** BEGIN Data entries **
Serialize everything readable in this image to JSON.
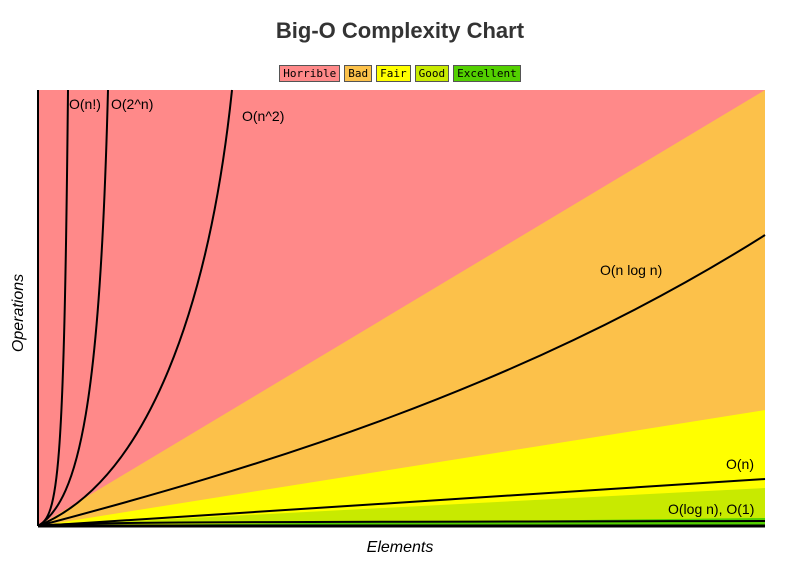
{
  "chart_data": {
    "type": "area",
    "title": "Big-O Complexity Chart",
    "xlabel": "Elements",
    "ylabel": "Operations",
    "legend": [
      {
        "label": "Horrible",
        "color": "#ff8989"
      },
      {
        "label": "Bad",
        "color": "#fcc14a"
      },
      {
        "label": "Fair",
        "color": "#ffff00"
      },
      {
        "label": "Good",
        "color": "#c8ea00"
      },
      {
        "label": "Excellent",
        "color": "#53d000"
      }
    ],
    "legend_placement": "top-center",
    "grid": false,
    "axis_ticks": false,
    "series": [
      {
        "name": "O(n!)",
        "function": "factorial"
      },
      {
        "name": "O(2^n)",
        "function": "exponential"
      },
      {
        "name": "O(n^2)",
        "function": "quadratic"
      },
      {
        "name": "O(n log n)",
        "function": "linearithmic"
      },
      {
        "name": "O(n)",
        "function": "linear"
      },
      {
        "name": "O(log n), O(1)",
        "function": "logarithmic_constant"
      }
    ]
  }
}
** END Data entries **
• Problem to solve: Among the lines of the data above, count those holding "function" and state only the number.

• Finished exercise: 6